(Recorded data)

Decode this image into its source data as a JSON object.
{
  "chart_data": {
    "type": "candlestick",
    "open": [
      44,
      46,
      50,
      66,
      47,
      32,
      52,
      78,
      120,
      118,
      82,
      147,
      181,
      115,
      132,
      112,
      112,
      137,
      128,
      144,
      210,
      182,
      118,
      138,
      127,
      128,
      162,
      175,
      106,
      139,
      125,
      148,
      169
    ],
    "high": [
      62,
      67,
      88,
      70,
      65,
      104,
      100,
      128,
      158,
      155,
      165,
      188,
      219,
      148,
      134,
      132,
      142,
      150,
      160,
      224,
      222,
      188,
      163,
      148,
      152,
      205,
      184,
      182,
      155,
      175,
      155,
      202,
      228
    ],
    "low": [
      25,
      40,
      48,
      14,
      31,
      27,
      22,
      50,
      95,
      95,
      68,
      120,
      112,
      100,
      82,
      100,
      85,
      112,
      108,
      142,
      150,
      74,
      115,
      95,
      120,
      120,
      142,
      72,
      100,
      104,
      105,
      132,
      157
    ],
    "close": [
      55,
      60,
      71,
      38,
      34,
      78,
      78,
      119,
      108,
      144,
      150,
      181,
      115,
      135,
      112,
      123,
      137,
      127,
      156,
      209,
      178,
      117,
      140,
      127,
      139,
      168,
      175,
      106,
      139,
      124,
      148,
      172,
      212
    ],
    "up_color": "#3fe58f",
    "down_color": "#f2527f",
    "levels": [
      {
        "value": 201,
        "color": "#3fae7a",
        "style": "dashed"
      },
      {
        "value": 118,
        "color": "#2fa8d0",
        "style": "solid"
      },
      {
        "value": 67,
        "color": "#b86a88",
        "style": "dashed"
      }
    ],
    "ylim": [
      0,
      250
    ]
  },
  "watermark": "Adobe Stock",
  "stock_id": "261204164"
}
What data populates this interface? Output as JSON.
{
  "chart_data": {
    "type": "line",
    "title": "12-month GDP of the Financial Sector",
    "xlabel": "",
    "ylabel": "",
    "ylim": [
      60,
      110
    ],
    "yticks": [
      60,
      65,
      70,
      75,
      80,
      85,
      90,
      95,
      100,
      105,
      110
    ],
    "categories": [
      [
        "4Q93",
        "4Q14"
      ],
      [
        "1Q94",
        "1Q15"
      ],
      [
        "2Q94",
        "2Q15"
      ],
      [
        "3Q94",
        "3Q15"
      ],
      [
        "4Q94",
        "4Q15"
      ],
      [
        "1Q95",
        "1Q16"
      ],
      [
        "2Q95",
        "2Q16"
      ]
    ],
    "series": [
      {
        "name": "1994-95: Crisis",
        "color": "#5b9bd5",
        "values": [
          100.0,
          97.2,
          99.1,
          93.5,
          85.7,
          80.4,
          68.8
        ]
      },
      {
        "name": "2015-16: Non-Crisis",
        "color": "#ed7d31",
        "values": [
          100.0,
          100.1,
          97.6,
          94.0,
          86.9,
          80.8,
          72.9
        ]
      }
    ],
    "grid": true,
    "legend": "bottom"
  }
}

Prompt — Look through the listing and extract every line with "name" in it.

Response to this task —
        "name": "1994-95: Crisis",
        "name": "2015-16: Non-Crisis",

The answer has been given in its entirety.